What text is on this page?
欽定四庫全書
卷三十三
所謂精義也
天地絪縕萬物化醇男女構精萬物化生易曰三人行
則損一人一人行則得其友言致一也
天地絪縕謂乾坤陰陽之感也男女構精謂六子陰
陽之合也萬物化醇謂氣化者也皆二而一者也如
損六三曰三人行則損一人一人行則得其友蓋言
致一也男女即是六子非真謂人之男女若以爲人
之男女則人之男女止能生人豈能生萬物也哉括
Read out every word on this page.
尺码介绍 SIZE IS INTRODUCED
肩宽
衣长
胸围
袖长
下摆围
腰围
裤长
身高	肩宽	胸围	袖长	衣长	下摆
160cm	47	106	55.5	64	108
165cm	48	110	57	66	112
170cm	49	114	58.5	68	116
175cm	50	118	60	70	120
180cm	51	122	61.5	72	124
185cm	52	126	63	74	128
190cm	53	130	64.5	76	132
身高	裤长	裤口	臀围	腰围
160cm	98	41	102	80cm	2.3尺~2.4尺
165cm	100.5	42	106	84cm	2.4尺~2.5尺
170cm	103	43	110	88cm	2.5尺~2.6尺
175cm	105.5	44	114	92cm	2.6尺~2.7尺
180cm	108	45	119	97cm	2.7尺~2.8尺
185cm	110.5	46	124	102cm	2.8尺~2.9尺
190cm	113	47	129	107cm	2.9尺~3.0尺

▸ Task objective
Every entry above should be retyped exactly as shown.

▸ Answer
What text is on this page?
欽定四庫全書
卷三十三
所謂精義也
天地絪縕萬物化醇男女構精萬物化生易曰三人行
則損一人一人行則得其友言致一也
天地絪縕謂乾坤陰陽之感也男女構精謂六子陰
陽之合也萬物化醇謂氣化者也皆二而一者也如
損六三曰三人行則損一人一人行則得其友蓋言
致一也男女即是六子非真謂人之男女若以爲人
之男女則人之男女止能生人豈能生萬物也哉括
Read out every word on this page.
尺码介绍 SIZE IS INTRODUCED
肩宽
衣长
胸围
袖长
下摆围
腰围
裤长
身高	肩宽	胸围	袖长	衣长	下摆
160cm	47	106	55.5	64	108
165cm	48	110	57	66	112
170cm	49	114	58.5	68	116
175cm	50	118	60	70	120
180cm	51	122	61.5	72	124
185cm	52	126	63	74	128
190cm	53	130	64.5	76	132
身高	裤长	裤口	臀围	腰围
160cm	98	41	102	80cm	2.3尺~2.4尺
165cm	100.5	42	106	84cm	2.4尺~2.5尺
170cm	103	43	110	88cm	2.5尺~2.6尺
175cm	105.5	44	114	92cm	2.6尺~2.7尺
180cm	108	45	119	97cm	2.7尺~2.8尺
185cm	110.5	46	124	102cm	2.8尺~2.9尺
190cm	113	47	129	107cm	2.9尺~3.0尺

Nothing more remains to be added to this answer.